### Written task
Will you quote all of the entries, word for word?

(Stored data)
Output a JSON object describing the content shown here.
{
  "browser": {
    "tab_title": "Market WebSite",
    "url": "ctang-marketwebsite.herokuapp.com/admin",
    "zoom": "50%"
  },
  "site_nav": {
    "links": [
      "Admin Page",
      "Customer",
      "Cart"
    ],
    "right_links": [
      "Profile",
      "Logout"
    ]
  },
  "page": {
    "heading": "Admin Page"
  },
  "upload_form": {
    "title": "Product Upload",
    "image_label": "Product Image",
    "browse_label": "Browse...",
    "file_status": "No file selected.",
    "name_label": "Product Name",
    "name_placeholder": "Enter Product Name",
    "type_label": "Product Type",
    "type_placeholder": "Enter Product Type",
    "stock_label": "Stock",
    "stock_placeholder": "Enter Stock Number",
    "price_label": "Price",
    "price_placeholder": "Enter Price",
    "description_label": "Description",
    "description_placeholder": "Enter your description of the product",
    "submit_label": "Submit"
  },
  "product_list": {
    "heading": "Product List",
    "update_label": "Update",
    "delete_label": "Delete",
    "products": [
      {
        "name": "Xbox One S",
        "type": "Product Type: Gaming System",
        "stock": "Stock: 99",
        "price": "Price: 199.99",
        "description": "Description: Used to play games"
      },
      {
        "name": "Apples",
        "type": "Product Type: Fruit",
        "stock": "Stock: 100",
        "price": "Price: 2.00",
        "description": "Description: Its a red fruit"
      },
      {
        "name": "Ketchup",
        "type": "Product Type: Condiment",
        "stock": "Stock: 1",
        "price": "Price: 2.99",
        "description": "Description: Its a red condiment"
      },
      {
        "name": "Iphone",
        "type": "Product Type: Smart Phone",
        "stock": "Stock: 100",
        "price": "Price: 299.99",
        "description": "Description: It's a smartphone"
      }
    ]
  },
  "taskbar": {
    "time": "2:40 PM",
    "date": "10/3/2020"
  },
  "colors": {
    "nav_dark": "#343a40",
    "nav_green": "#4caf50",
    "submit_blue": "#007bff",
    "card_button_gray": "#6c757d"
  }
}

### Written response
Output a JSON object describing the content shown here.
{
  "browser": {
    "tab_title": "Market WebSite",
    "url": "ctang-marketwebsite.herokuapp.com/admin",
    "zoom": "50%"
  },
  "site_nav": {
    "links": [
      "Admin Page",
      "Customer",
      "Cart"
    ],
    "right_links": [
      "Profile",
      "Logout"
    ]
  },
  "page": {
    "heading": "Admin Page"
  },
  "upload_form": {
    "title": "Product Upload",
    "image_label": "Product Image",
    "browse_label": "Browse...",
    "file_status": "No file selected.",
    "name_label": "Product Name",
    "name_placeholder": "Enter Product Name",
    "type_label": "Product Type",
    "type_placeholder": "Enter Product Type",
    "stock_label": "Stock",
    "stock_placeholder": "Enter Stock Number",
    "price_label": "Price",
    "price_placeholder": "Enter Price",
    "description_label": "Description",
    "description_placeholder": "Enter your description of the product",
    "submit_label": "Submit"
  },
  "product_list": {
    "heading": "Product List",
    "update_label": "Update",
    "delete_label": "Delete",
    "products": [
      {
        "name": "Xbox One S",
        "type": "Product Type: Gaming System",
        "stock": "Stock: 99",
        "price": "Price: 199.99",
        "description": "Description: Used to play games"
      },
      {
        "name": "Apples",
        "type": "Product Type: Fruit",
        "stock": "Stock: 100",
        "price": "Price: 2.00",
        "description": "Description: Its a red fruit"
      },
      {
        "name": "Ketchup",
        "type": "Product Type: Condiment",
        "stock": "Stock: 1",
        "price": "Price: 2.99",
        "description": "Description: Its a red condiment"
      },
      {
        "name": "Iphone",
        "type": "Product Type: Smart Phone",
        "stock": "Stock: 100",
        "price": "Price: 299.99",
        "description": "Description: It's a smartphone"
      }
    ]
  },
  "taskbar": {
    "time": "2:40 PM",
    "date": "10/3/2020"
  },
  "colors": {
    "nav_dark": "#343a40",
    "nav_green": "#4caf50",
    "submit_blue": "#007bff",
    "card_button_gray": "#6c757d"
  }
}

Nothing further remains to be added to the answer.